**Excerpt to read**
[BEGIN]

The Robert E. Lee Monument (also known as the Marianna Confederate Monument) is a U. D. C. memorial built to honor Lee County's Confederate veterans. The monument was carved by the McNeel Marble Co. It is located in Marianna, Arkansas, across from the Lee County Courthouse. Dedicated in 1910, it is one of several monuments built to honor Confederate soldiers. The structure is a local tourist attraction and, since 1996, has been listed in the National Register of Historic Places.

Description
Made entirely of marble, the Marianna Confederate Monument consists of a statue of the General in Chief of the Armies of the Confederate States, Robert E. Lee, in dress uniform. The Lee statue is mounted on a column  high, with a fountain at its base which is fed by two downward-pointing sculpted cannons. The memorial was sponsored and funded by D. C. Govan Chapter No. 781 of the U. D. C., and dedicated to the "loving memory of Lee County's Confederate soldiers."

[END]

Collected data
[BEGIN]

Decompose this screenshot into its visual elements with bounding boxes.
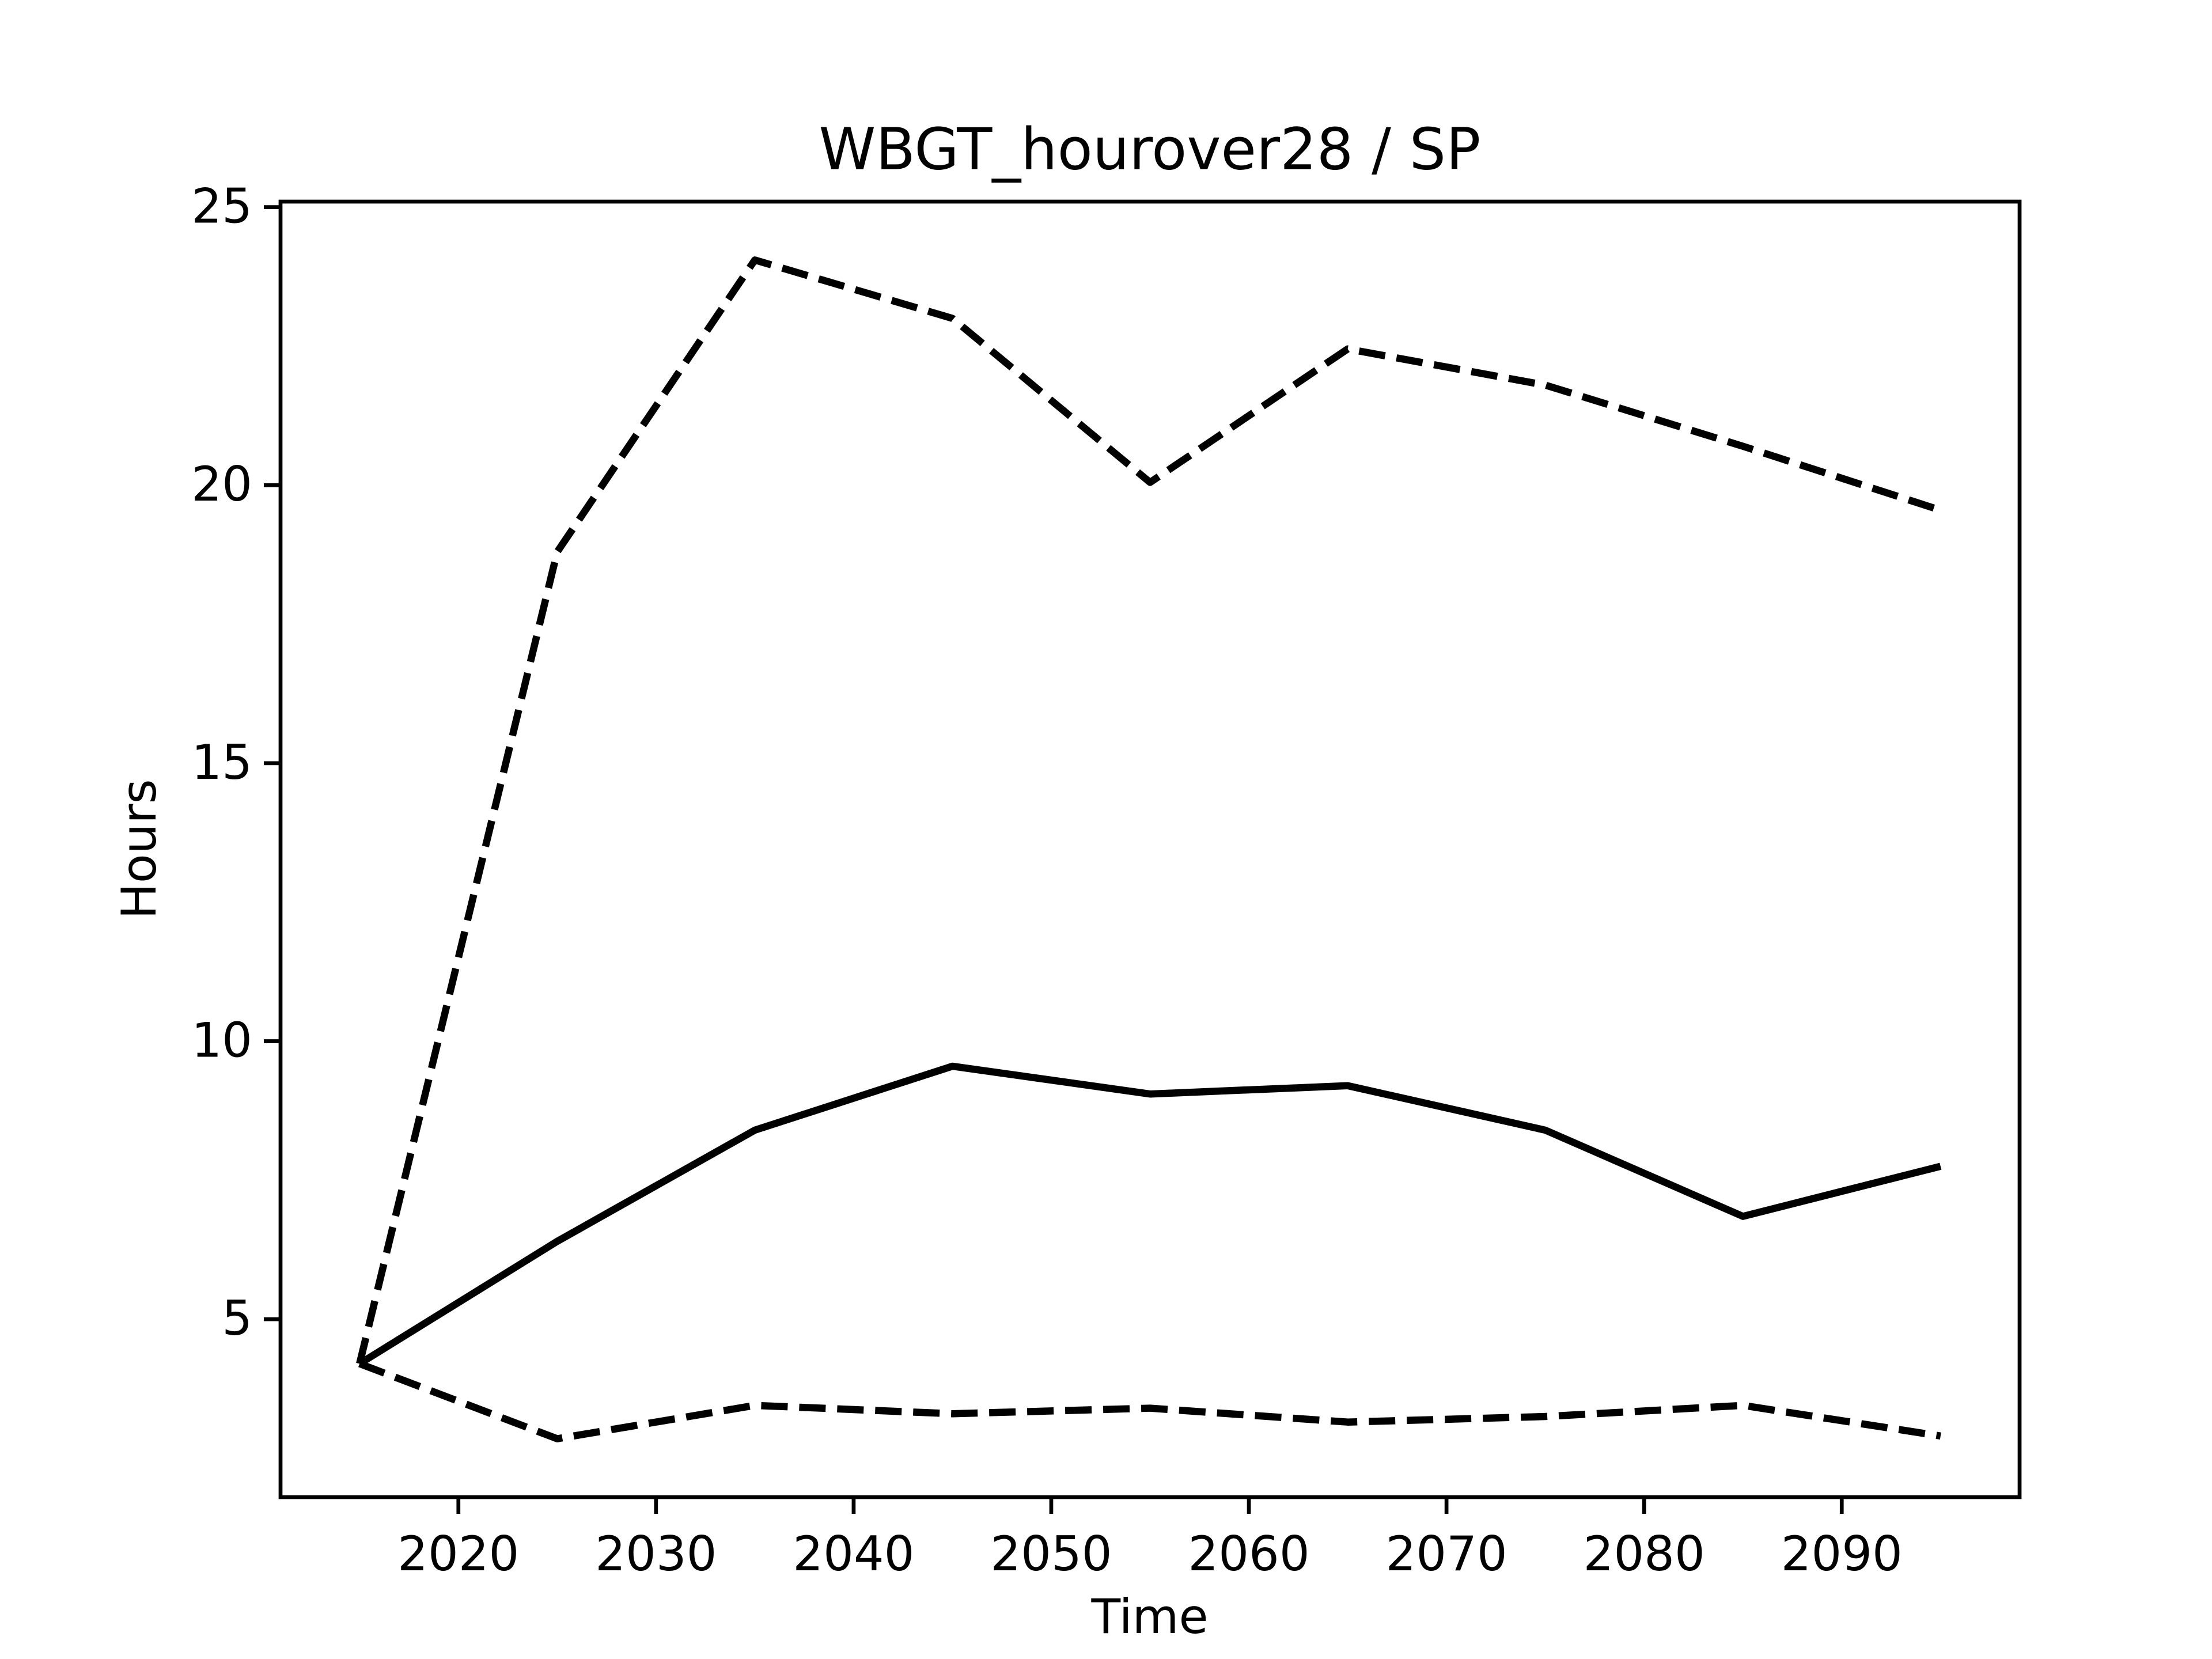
- x-tick-label: 2040: [793, 1526, 914, 1582]
- x-tick-label: 2070: [1385, 1526, 1507, 1582]
- x-tick-label: 2060: [1188, 1526, 1309, 1582]
- y-tick-label: 15: [191, 734, 252, 790]
- x-tick-label: 2030: [595, 1526, 717, 1582]
- x-axis-label: Time: [1090, 1589, 1208, 1645]
- y-tick-label: 25: [191, 179, 252, 234]
- plot-frame: [278, 199, 2022, 1499]
- x-tick-label: 2080: [1584, 1526, 1705, 1582]
- y-tick-label: 5: [222, 1290, 252, 1346]
- x-tick-label: 2020: [397, 1526, 519, 1582]
- data-line: [358, 1360, 1941, 1442]
- data-line: [357, 1062, 1942, 1367]
- data-line: [356, 256, 1942, 1365]
- y-axis-label: Hours: [111, 779, 167, 919]
- x-tick-label: 2050: [990, 1526, 1112, 1582]
- chart-title: WBGT_hourover28 / SP: [819, 115, 1481, 183]
- y-tick-label: 10: [191, 1012, 252, 1068]
- y-tick-label: 20: [191, 456, 252, 512]
- x-tick-label: 2090: [1781, 1526, 1903, 1582]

[END]

**Exercises to complete**
- 1) In the monument text, which company carved the monument?
- 2) From the monument text, return the passage between "The Robert E." and "of Historic Places.", inclusive.

**Solutions per task**
- 1) The McNeel Marble Co.

- 2)
The Robert E. Lee Monument (also known as the Marianna Confederate Monument) is a U. D. C. memorial built to honor Lee County's Confederate veterans. The monument was carved by the McNeel Marble Co. It is located in Marianna, Arkansas, across from the Lee County Courthouse. Dedicated in 1910, it is one of several monuments built to honor Confederate soldiers. The structure is a local tourist attraction and, since 1996, has been listed in the National Register of Historic Places.